## Entries shown
=======
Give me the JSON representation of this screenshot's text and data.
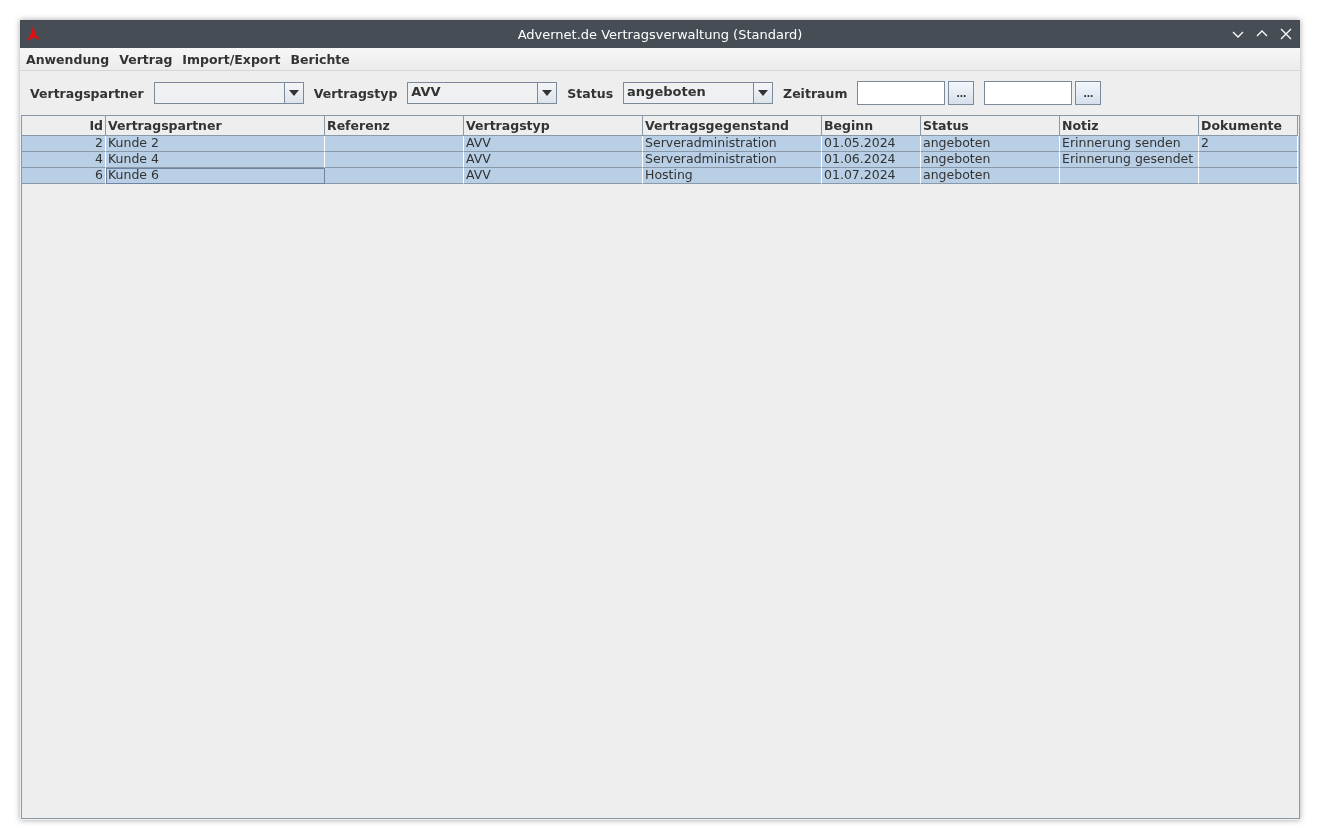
{
  "window": {
    "title": "Advernet.de Vertragsverwaltung (Standard)"
  },
  "menu": [
    "Anwendung",
    "Vertrag",
    "Import/Export",
    "Berichte"
  ],
  "filters": [
    {
      "kind": "combo",
      "label": "Vertragspartner"
    },
    {
      "kind": "combo",
      "label": "Vertragstyp",
      "value": "AVV"
    },
    {
      "kind": "combo",
      "label": "Status",
      "value": "angeboten"
    },
    {
      "kind": "range",
      "label": "Zeitraum",
      "button": "..."
    }
  ],
  "table": {
    "columns": [
      "Id",
      "Vertragspartner",
      "Referenz",
      "Vertragstyp",
      "Vertragsgegenstand",
      "Beginn",
      "Status",
      "Notiz",
      "Dokumente"
    ],
    "rows": [
      {
        "selected": true,
        "focused": false,
        "cells": [
          "2",
          "Kunde 2",
          "",
          "AVV",
          "Serveradministration",
          "01.05.2024",
          "angeboten",
          "Erinnerung senden",
          "2"
        ]
      },
      {
        "selected": true,
        "focused": false,
        "cells": [
          "4",
          "Kunde 4",
          "",
          "AVV",
          "Serveradministration",
          "01.06.2024",
          "angeboten",
          "Erinnerung gesendet",
          ""
        ]
      },
      {
        "selected": true,
        "focused": true,
        "cells": [
          "6",
          "Kunde 6",
          "",
          "AVV",
          "Hosting",
          "01.07.2024",
          "angeboten",
          "",
          ""
        ]
      }
    ]
  }
}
=======
## Objective
Omit the pictures. Output every record above word for word.

## Solution to the problem
Give me the JSON representation of this screenshot's text and data.
{
  "window": {
    "title": "Advernet.de Vertragsverwaltung (Standard)"
  },
  "menu": [
    "Anwendung",
    "Vertrag",
    "Import/Export",
    "Berichte"
  ],
  "filters": [
    {
      "kind": "combo",
      "label": "Vertragspartner"
    },
    {
      "kind": "combo",
      "label": "Vertragstyp",
      "value": "AVV"
    },
    {
      "kind": "combo",
      "label": "Status",
      "value": "angeboten"
    },
    {
      "kind": "range",
      "label": "Zeitraum",
      "button": "..."
    }
  ],
  "table": {
    "columns": [
      "Id",
      "Vertragspartner",
      "Referenz",
      "Vertragstyp",
      "Vertragsgegenstand",
      "Beginn",
      "Status",
      "Notiz",
      "Dokumente"
    ],
    "rows": [
      {
        "selected": true,
        "focused": false,
        "cells": [
          "2",
          "Kunde 2",
          "",
          "AVV",
          "Serveradministration",
          "01.05.2024",
          "angeboten",
          "Erinnerung senden",
          "2"
        ]
      },
      {
        "selected": true,
        "focused": false,
        "cells": [
          "4",
          "Kunde 4",
          "",
          "AVV",
          "Serveradministration",
          "01.06.2024",
          "angeboten",
          "Erinnerung gesendet",
          ""
        ]
      },
      {
        "selected": true,
        "focused": true,
        "cells": [
          "6",
          "Kunde 6",
          "",
          "AVV",
          "Hosting",
          "01.07.2024",
          "angeboten",
          "",
          ""
        ]
      }
    ]
  }
}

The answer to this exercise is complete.